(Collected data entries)
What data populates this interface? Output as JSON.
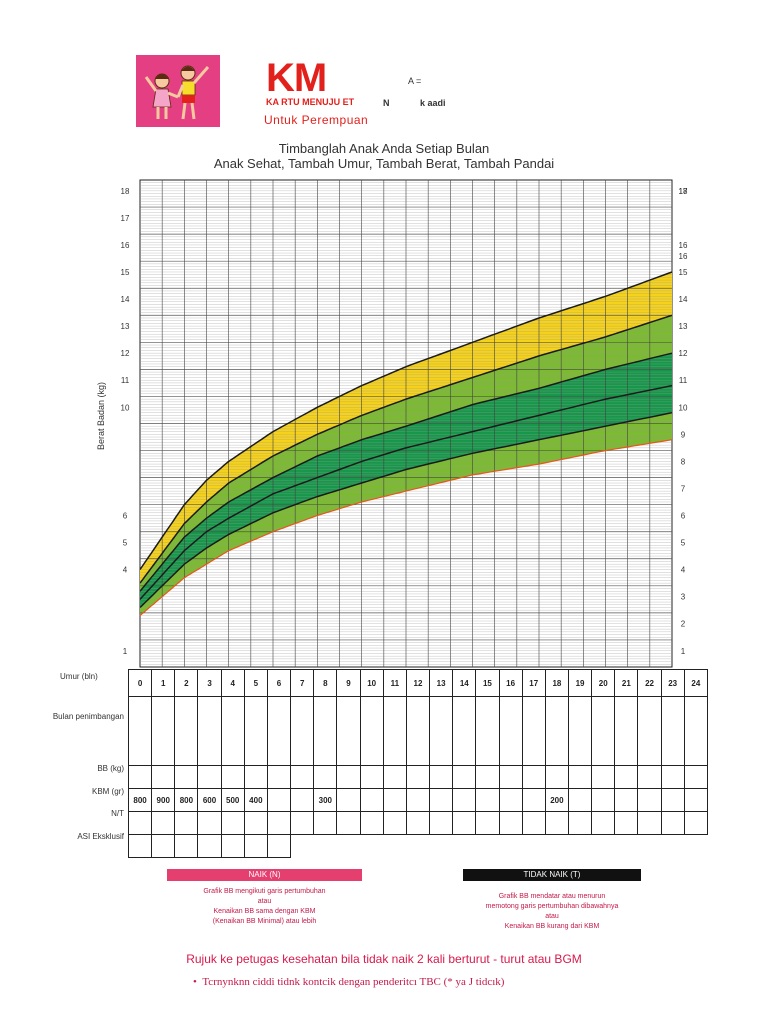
{
  "header": {
    "logo_text": "KM",
    "logo_subtext": "KA RTU MENUJU ET",
    "fragment_a": "A =",
    "fragment_n": "N",
    "fragment_k": "k aadi",
    "subtitle": "Untuk Perempuan"
  },
  "titles": {
    "line1": "Timbanglah Anak Anda Setiap Bulan",
    "line2": "Anak Sehat, Tambah Umur, Tambah Berat, Tambah Pandai"
  },
  "chart_data": {
    "type": "line",
    "ylabel": "Berat Badan (kg)",
    "x_ticks": [
      "0",
      "1",
      "2",
      "3",
      "4",
      "5",
      "6",
      "7",
      "8",
      "9",
      "10",
      "11",
      "12",
      "13",
      "14",
      "15",
      "16",
      "17",
      "18",
      "19",
      "20",
      "21",
      "22",
      "23",
      "24"
    ],
    "y_ticks_left": [
      "1",
      "4",
      "5",
      "6",
      "10",
      "11",
      "12",
      "13",
      "14",
      "15",
      "16",
      "17",
      "18"
    ],
    "y_ticks_right": [
      "1",
      "2",
      "3",
      "4",
      "5",
      "6",
      "7",
      "8",
      "9",
      "10",
      "11",
      "12",
      "13",
      "14",
      "15",
      "16",
      "16",
      "17",
      "18"
    ],
    "ylim": [
      0,
      18
    ],
    "xlim": [
      0,
      24
    ],
    "grid": true,
    "colors": {
      "yellow": "#f6d21a",
      "light_green": "#7bbb2e",
      "dark_green": "#16974a",
      "curve": "#1b1b1b",
      "bottom_curve": "#e8561c"
    },
    "series": [
      {
        "x": [
          0,
          1,
          2,
          3,
          4,
          6,
          8,
          10,
          12,
          15,
          18,
          21,
          24
        ],
        "values": [
          3.6,
          4.8,
          6.0,
          6.9,
          7.6,
          8.7,
          9.6,
          10.4,
          11.1,
          12.0,
          12.9,
          13.7,
          14.6
        ]
      },
      {
        "x": [
          0,
          1,
          2,
          3,
          4,
          6,
          8,
          10,
          12,
          15,
          18,
          21,
          24
        ],
        "values": [
          3.1,
          4.2,
          5.3,
          6.1,
          6.8,
          7.8,
          8.6,
          9.3,
          9.9,
          10.7,
          11.5,
          12.2,
          13.0
        ]
      },
      {
        "x": [
          0,
          1,
          2,
          3,
          4,
          6,
          8,
          10,
          12,
          15,
          18,
          21,
          24
        ],
        "values": [
          2.8,
          3.8,
          4.8,
          5.5,
          6.1,
          7.0,
          7.8,
          8.4,
          8.9,
          9.7,
          10.3,
          11.0,
          11.6
        ]
      },
      {
        "x": [
          0,
          1,
          2,
          3,
          4,
          6,
          8,
          10,
          12,
          15,
          18,
          21,
          24
        ],
        "values": [
          2.5,
          3.4,
          4.3,
          5.0,
          5.5,
          6.4,
          7.0,
          7.6,
          8.1,
          8.7,
          9.3,
          9.9,
          10.4
        ]
      },
      {
        "x": [
          0,
          1,
          2,
          3,
          4,
          6,
          8,
          10,
          12,
          15,
          18,
          21,
          24
        ],
        "values": [
          2.2,
          3.0,
          3.8,
          4.4,
          4.9,
          5.7,
          6.3,
          6.8,
          7.3,
          7.9,
          8.4,
          8.9,
          9.4
        ]
      },
      {
        "x": [
          0,
          1,
          2,
          3,
          4,
          6,
          8,
          10,
          12,
          15,
          18,
          21,
          24
        ],
        "values": [
          1.9,
          2.6,
          3.3,
          3.8,
          4.3,
          5.0,
          5.6,
          6.1,
          6.5,
          7.1,
          7.5,
          8.0,
          8.4
        ]
      }
    ]
  },
  "table": {
    "header_label": "Umur (bln)",
    "months": [
      "0",
      "1",
      "2",
      "3",
      "4",
      "5",
      "6",
      "7",
      "8",
      "9",
      "10",
      "11",
      "12",
      "13",
      "14",
      "15",
      "16",
      "17",
      "18",
      "19",
      "20",
      "21",
      "22",
      "23",
      "24"
    ],
    "row_labels": [
      "Bulan penimbangan",
      "BB (kg)",
      "KBM (gr)",
      "N/T",
      "ASI Eksklusif"
    ],
    "kbm_values": [
      "800",
      "900",
      "800",
      "600",
      "500",
      "400",
      "",
      "",
      "300",
      "",
      "",
      "",
      "",
      "",
      "",
      "",
      "",
      "",
      "200",
      "",
      "",
      "",
      "",
      "",
      ""
    ]
  },
  "legend": {
    "naik_label": "NAIK (N)",
    "naik_color": "#e43f6f",
    "naik_lines": [
      "Grafik BB mengikuti garis pertumbuhan",
      "atau",
      "Kenaikan BB sama dengan KBM",
      "(Kenaikan BB Minimal) atau lebih"
    ],
    "tidak_label": "TIDAK NAIK (T)",
    "tidak_color": "#111111",
    "tidak_lines": [
      "Grafik BB mendatar atau menurun",
      "memotong garis pertumbuhan dibawahnya",
      "atau",
      "Kenaikan BB kurang dari KBM"
    ]
  },
  "footer": {
    "rujuk": "Rujuk ke petugas kesehatan bila tidak naik 2 kali berturut - turut atau BGM",
    "note": "Tcrnynknn ciddi tidnk kontcik dengan penderitcı TBC (* ya J tidcık)"
  }
}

_TASK DETAILS:_
Report how many lines in the data include the word "Bulan", and give nothing but the count.

_ANSWER TO THE TASK:_
2